INSTRUCTIONS TO FOLLOW: Identify every line in the records below that contains the word "content", and copy each of those lines.

SOURCE DATA:

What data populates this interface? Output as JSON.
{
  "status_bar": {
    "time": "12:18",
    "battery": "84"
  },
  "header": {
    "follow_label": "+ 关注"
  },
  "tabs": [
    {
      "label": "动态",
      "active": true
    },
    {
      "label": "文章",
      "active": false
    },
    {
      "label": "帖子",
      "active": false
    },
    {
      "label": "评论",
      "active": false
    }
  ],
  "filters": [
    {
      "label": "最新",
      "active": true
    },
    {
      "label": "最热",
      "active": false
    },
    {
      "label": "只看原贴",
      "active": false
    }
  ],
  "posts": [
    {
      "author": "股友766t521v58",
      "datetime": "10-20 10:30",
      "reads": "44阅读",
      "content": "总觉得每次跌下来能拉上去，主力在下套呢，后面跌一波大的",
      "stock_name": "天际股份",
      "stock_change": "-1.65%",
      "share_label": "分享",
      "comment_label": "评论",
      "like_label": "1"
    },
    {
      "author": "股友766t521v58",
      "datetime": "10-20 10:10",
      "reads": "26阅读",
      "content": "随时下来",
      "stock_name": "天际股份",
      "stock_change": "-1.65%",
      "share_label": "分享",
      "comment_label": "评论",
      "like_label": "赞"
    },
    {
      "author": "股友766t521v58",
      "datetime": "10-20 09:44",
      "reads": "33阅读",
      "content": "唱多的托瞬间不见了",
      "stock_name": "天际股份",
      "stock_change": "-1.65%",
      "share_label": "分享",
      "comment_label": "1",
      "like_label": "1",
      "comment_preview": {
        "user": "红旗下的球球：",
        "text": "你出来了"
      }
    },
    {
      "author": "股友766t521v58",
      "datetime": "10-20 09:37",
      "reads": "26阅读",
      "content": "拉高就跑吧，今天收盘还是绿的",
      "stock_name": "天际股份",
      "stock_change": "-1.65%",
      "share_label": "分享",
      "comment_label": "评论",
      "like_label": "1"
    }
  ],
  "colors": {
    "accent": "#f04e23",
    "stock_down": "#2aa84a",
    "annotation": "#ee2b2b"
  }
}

FINAL RESULT:
      "content": "总觉得每次跌下来能拉上去，主力在下套呢，后面跌一波大的",
      "content": "随时下来",
      "content": "唱多的托瞬间不见了",
      "content": "拉高就跑吧，今天收盘还是绿的",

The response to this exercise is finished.